Show all lines holding "table".

***** DATA RECORDS

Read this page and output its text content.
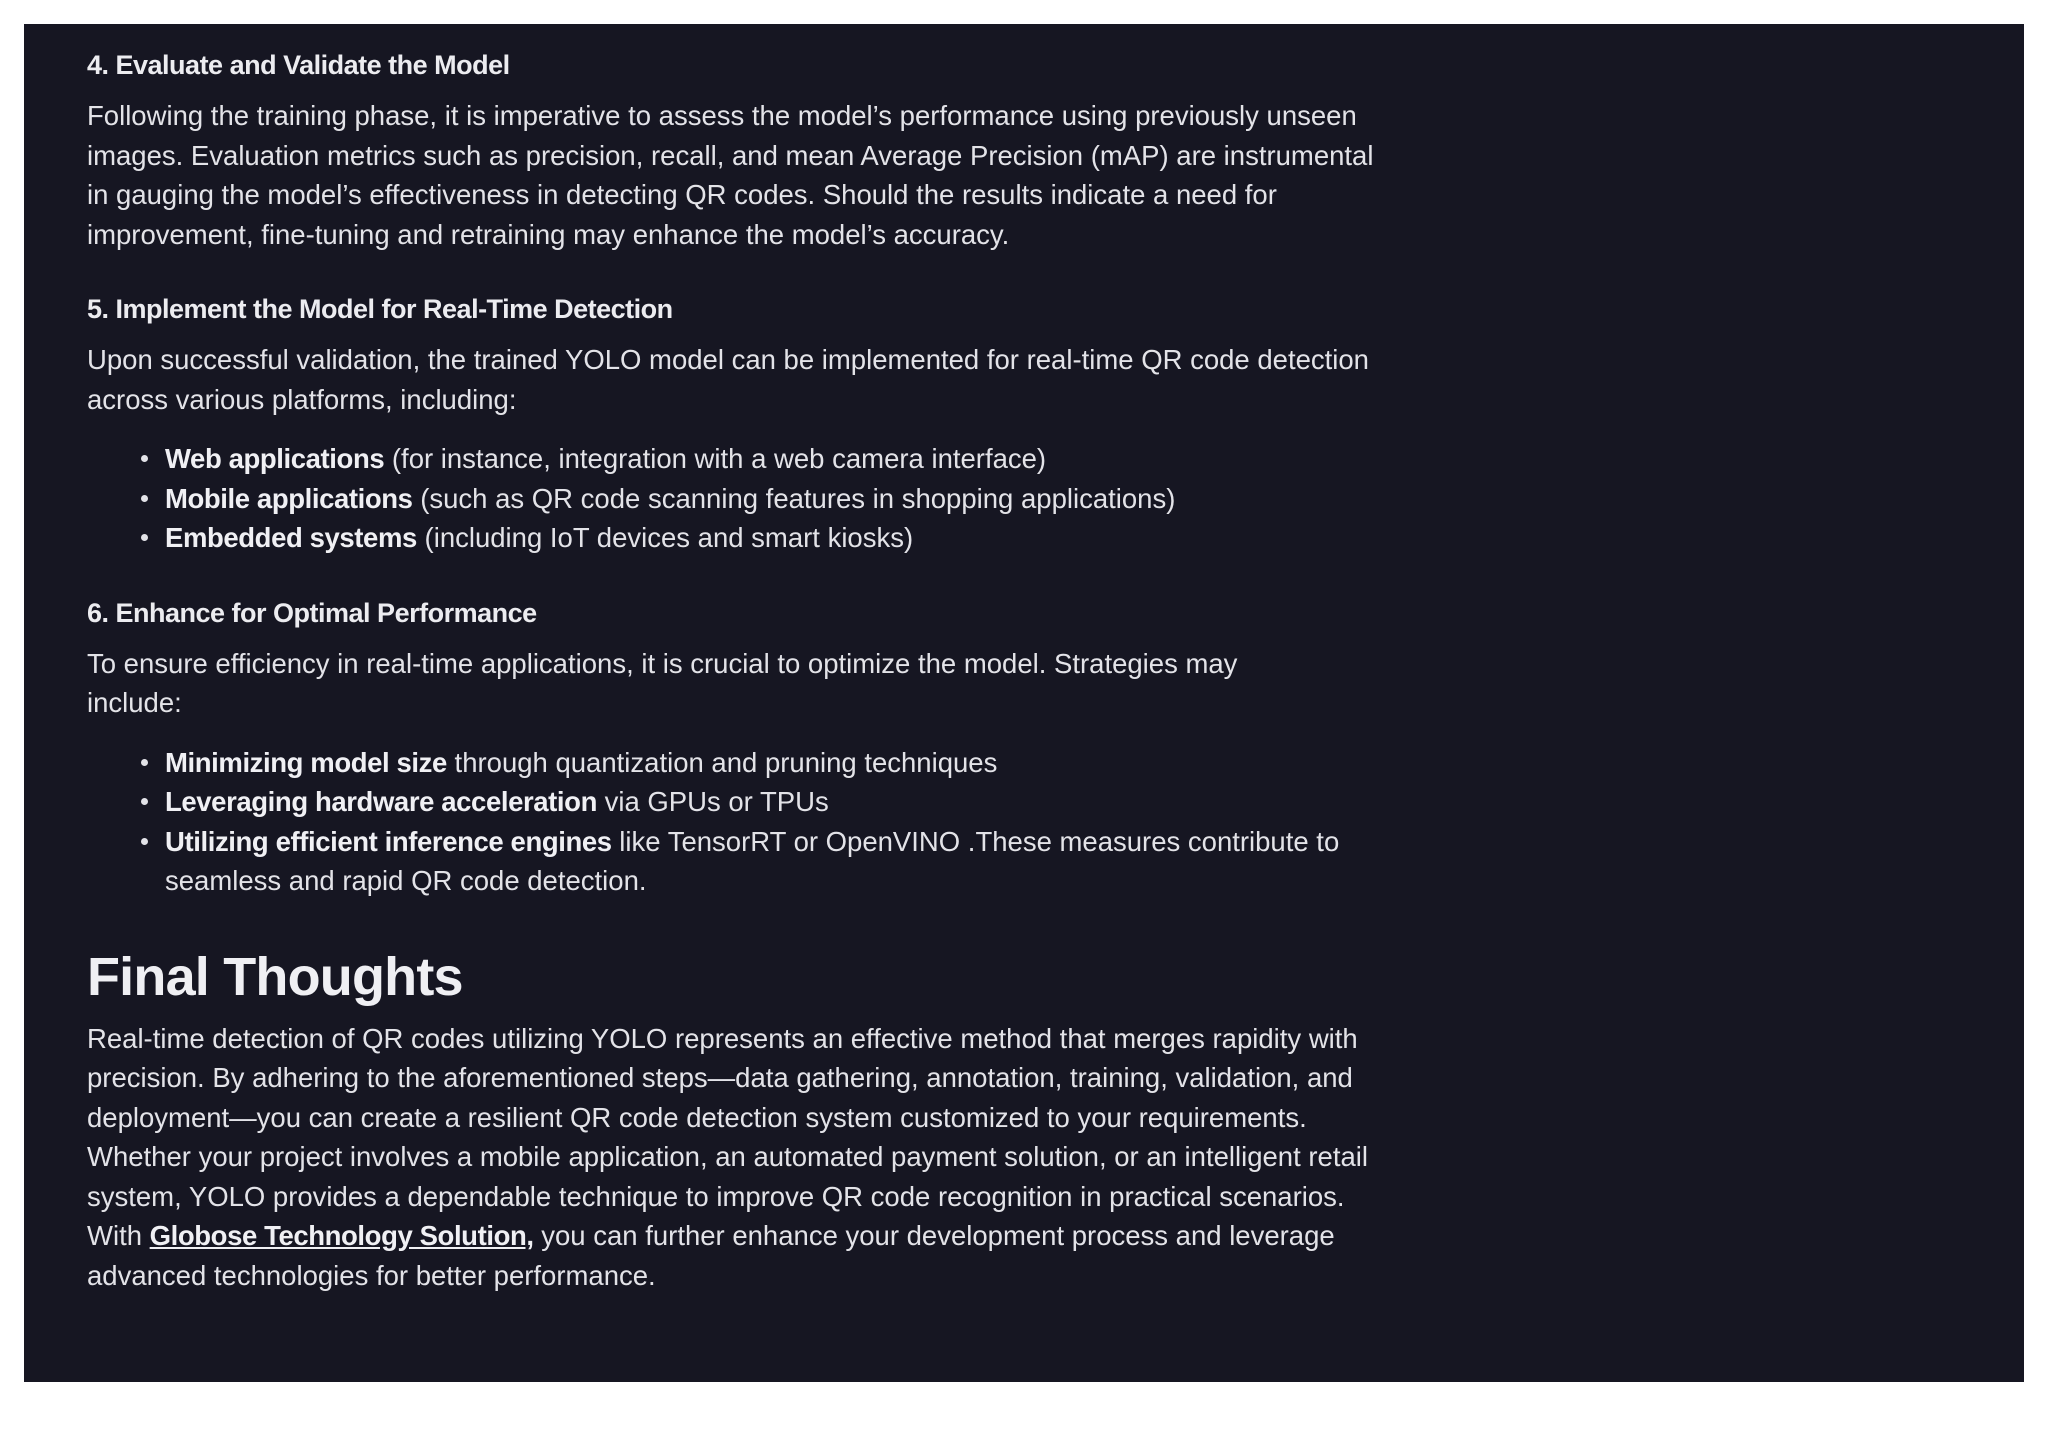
4. Evaluate and Validate the Model

Following the training phase, it is imperative to assess the model’s performance using previously unseen images. Evaluation metrics such as precision, recall, and mean Average Precision (mAP) are instrumental in gauging the model’s effectiveness in detecting QR codes. Should the results indicate a need for improvement, fine-tuning and retraining may enhance the model’s accuracy.

5. Implement the Model for Real-Time Detection

Upon successful validation, the trained YOLO model can be implemented for real-time QR code detection across various platforms, including:

Web applications (for instance, integration with a web camera interface)
Mobile applications (such as QR code scanning features in shopping applications)
Embedded systems (including IoT devices and smart kiosks)
6. Enhance for Optimal Performance

To ensure efficiency in real-time applications, it is crucial to optimize the model. Strategies may include:

Minimizing model size through quantization and pruning techniques
Leveraging hardware acceleration via GPUs or TPUs
Utilizing efficient inference engines like TensorRT or OpenVINO .These measures contribute to seamless and rapid QR code detection.
Final Thoughts

Real-time detection of QR codes utilizing YOLO represents an effective method that merges rapidity with precision. By adhering to the aforementioned steps—data gathering, annotation, training, validation, and deployment—you can create a resilient QR code detection system customized to your requirements. Whether your project involves a mobile application, an automated payment solution, or an intelligent retail system, YOLO provides a dependable technique to improve QR code recognition in practical scenarios. With Globose Technology Solution, you can further enhance your development process and leverage advanced technologies for better performance.
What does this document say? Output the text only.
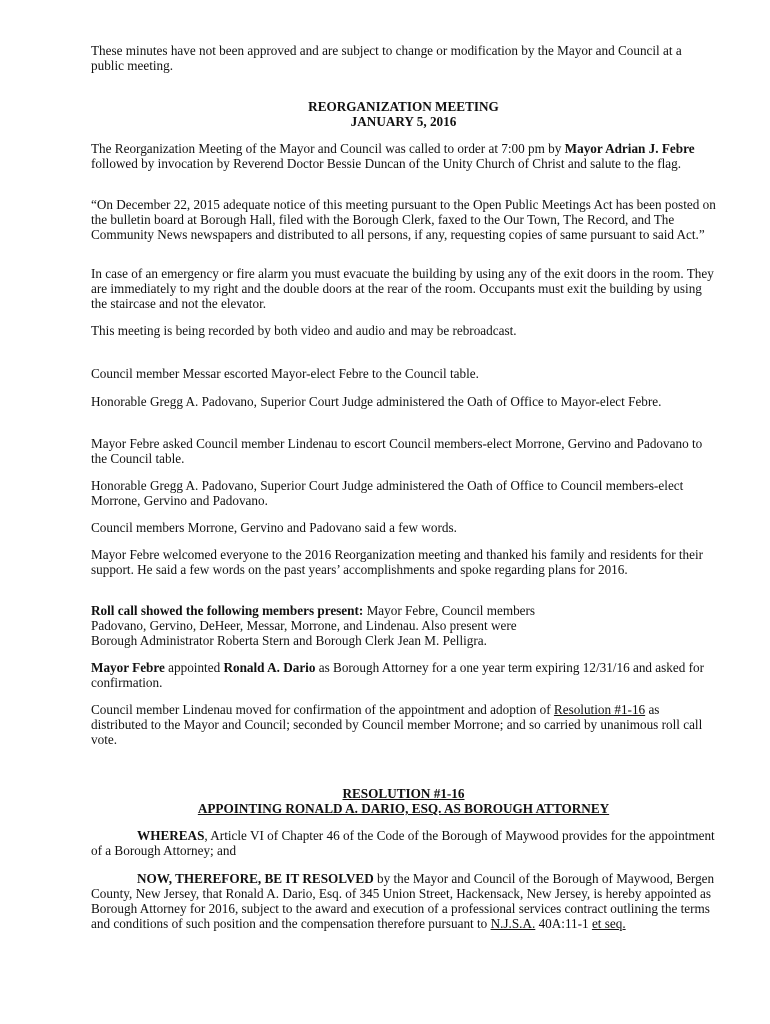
These minutes have not been approved and are subject to change or modification by the Mayor and Council at a public meeting.

REORGANIZATION MEETING
JANUARY 5, 2016

The Reorganization Meeting of the Mayor and Council was called to order at 7:00 pm by Mayor Adrian J. Febre followed by invocation by Reverend Doctor Bessie Duncan of the Unity Church of Christ and salute to the flag.

“On December 22, 2015 adequate notice of this meeting pursuant to the Open Public Meetings Act has been posted on the bulletin board at Borough Hall, filed with the Borough Clerk, faxed to the Our Town, The Record, and The Community News newspapers and distributed to all persons, if any, requesting copies of same pursuant to said Act.”

In case of an emergency or fire alarm you must evacuate the building by using any of the exit doors in the room. They are immediately to my right and the double doors at the rear of the room. Occupants must exit the building by using the staircase and not the elevator.

This meeting is being recorded by both video and audio and may be rebroadcast.

Council member Messar escorted Mayor-elect Febre to the Council table.

Honorable Gregg A. Padovano, Superior Court Judge administered the Oath of Office to Mayor-elect Febre.

Mayor Febre asked Council member Lindenau to escort Council members-elect Morrone, Gervino and Padovano to the Council table.

Honorable Gregg A. Padovano, Superior Court Judge administered the Oath of Office to Council members-elect Morrone, Gervino and Padovano.

Council members Morrone, Gervino and Padovano said a few words.

Mayor Febre welcomed everyone to the 2016 Reorganization meeting and thanked his family and residents for their support. He said a few words on the past years’ accomplishments and spoke regarding plans for 2016.

Roll call showed the following members present: Mayor Febre, Council members
Padovano, Gervino, DeHeer, Messar, Morrone, and Lindenau. Also present were
Borough Administrator Roberta Stern and Borough Clerk Jean M. Pelligra.

Mayor Febre appointed Ronald A. Dario as Borough Attorney for a one year term expiring 12/31/16 and asked for confirmation.

Council member Lindenau moved for confirmation of the appointment and adoption of Resolution #1-16 as distributed to the Mayor and Council; seconded by Council member Morrone; and so carried by unanimous roll call vote.

RESOLUTION #1-16
APPOINTING RONALD A. DARIO, ESQ. AS BOROUGH ATTORNEY

WHEREAS, Article VI of Chapter 46 of the Code of the Borough of Maywood provides for the appointment of a Borough Attorney; and

NOW, THEREFORE, BE IT RESOLVED by the Mayor and Council of the Borough of Maywood, Bergen County, New Jersey, that Ronald A. Dario, Esq. of 345 Union Street, Hackensack, New Jersey, is hereby appointed as Borough Attorney for 2016, subject to the award and execution of a professional services contract outlining the terms and conditions of such position and the compensation therefore pursuant to N.J.S.A. 40A:11-1 et seq.
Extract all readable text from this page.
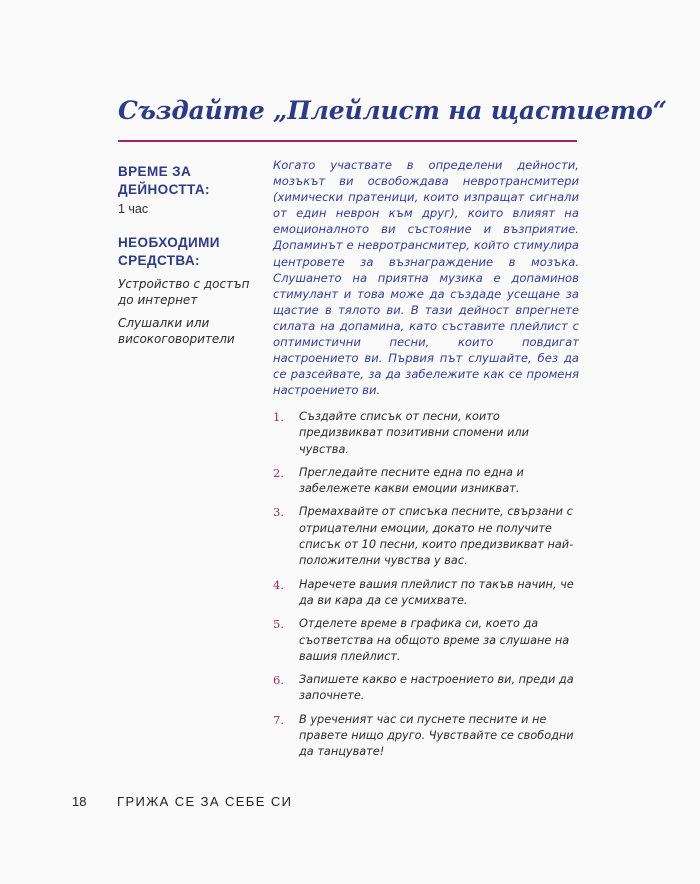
Създайте „Плейлист на щастието“
ВРЕМЕ ЗА ДЕЙНОСТТА:

1 час

НЕОБХОДИМИ СРЕДСТВА:

Устройство с достъп до интернет

Слушалки или високоговорители

Когато участвате в определени дейности, мозъкът ви освобождава невротрансмитери (химически пратеници, които изпращат сигнали от един неврон към друг), които влияят на емоционалното ви състояние и възприятие. Допаминът е невротрансмитер, който стимулира центровете за възнаграждение в мозъка. Слушането на приятна музика е допаминов стимулант и това може да създаде усещане за щастие в тялото ви. В тази дейност впрегнете силата на допамина, като съставите плейлист с оптимистични песни, които повдигат настроението ви. Първия път слушайте, без да се разсейвате, за да забележите как се променя настроението ви.

1.	Създайте списък от песни, които предизвикват позитивни спомени или чувства.
2.	Прегледайте песните една по една и забележете какви емоции изникват.
3.	Премахвайте от списъка песните, свързани с отрицателни емоции, докато не получите списък от 10 песни, които предизвикват най-положителни чувства у вас.
4.	Наречете вашия плейлист по такъв начин, че да ви кара да се усмихвате.
5.	Отделете време в графика си, което да съответства на общото време за слушане на вашия плейлист.
6.	Запишете какво е настроението ви, преди да започнете.
7.	В уреченият час си пуснете песните и не правете нищо друго. Чувствайте се свободни да танцувате!
18 ГРИЖА СЕ ЗА СЕБЕ СИ
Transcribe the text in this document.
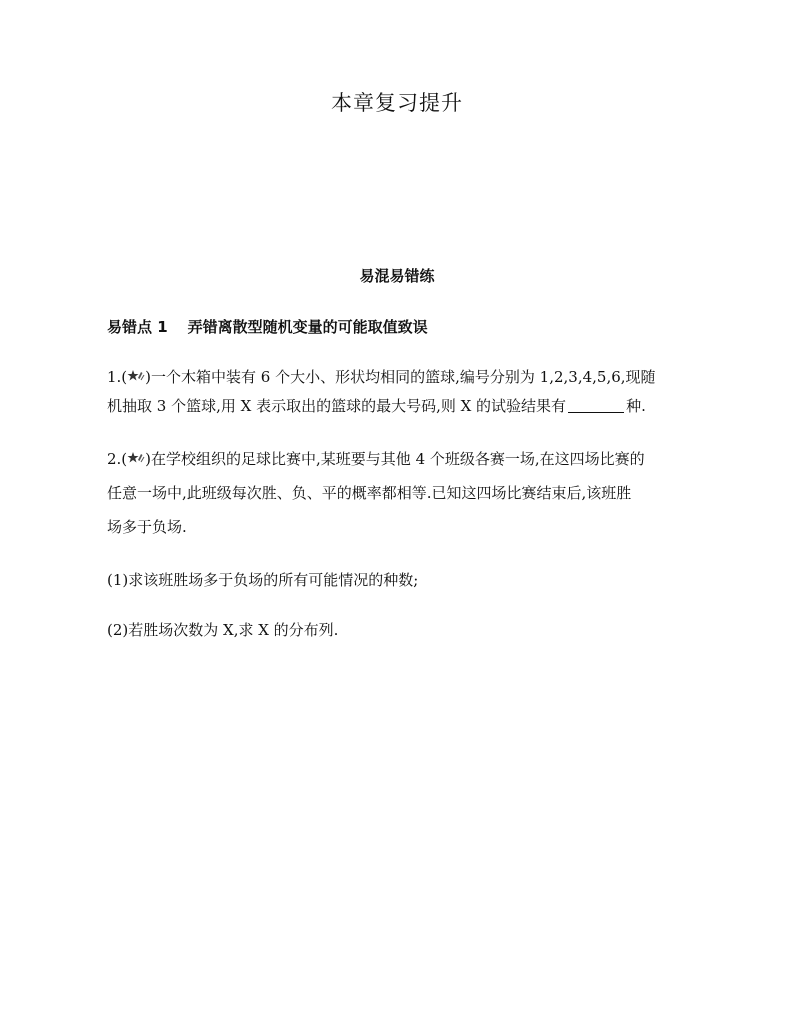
本章复习提升
易混易错练
易错点 1 弄错离散型随机变量的可能取值致误
1.( )一个木箱中装有 6 个大小、形状均相同的篮球,编号分别为 1,2,3,4,5,6,现随
机抽取 3 个篮球,用 X 表示取出的篮球的最大号码,则 X 的试验结果有	种.
2.( )在学校组织的足球比赛中,某班要与其他 4 个班级各赛一场,在这四场比赛的
任意一场中,此班级每次胜、负、平的概率都相等.已知这四场比赛结束后,该班胜
场多于负场.
(1)求该班胜场多于负场的所有可能情况的种数;
(2)若胜场次数为 X,求 X 的分布列.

**********

■ SOLUTION BELOW
Council member Messar escorted Mayor-elect Febre to the Council table.
Mayor Febre asked Council member Lindenau to escort Council members-elect Morrone, Gervino and Padovano to the Council table.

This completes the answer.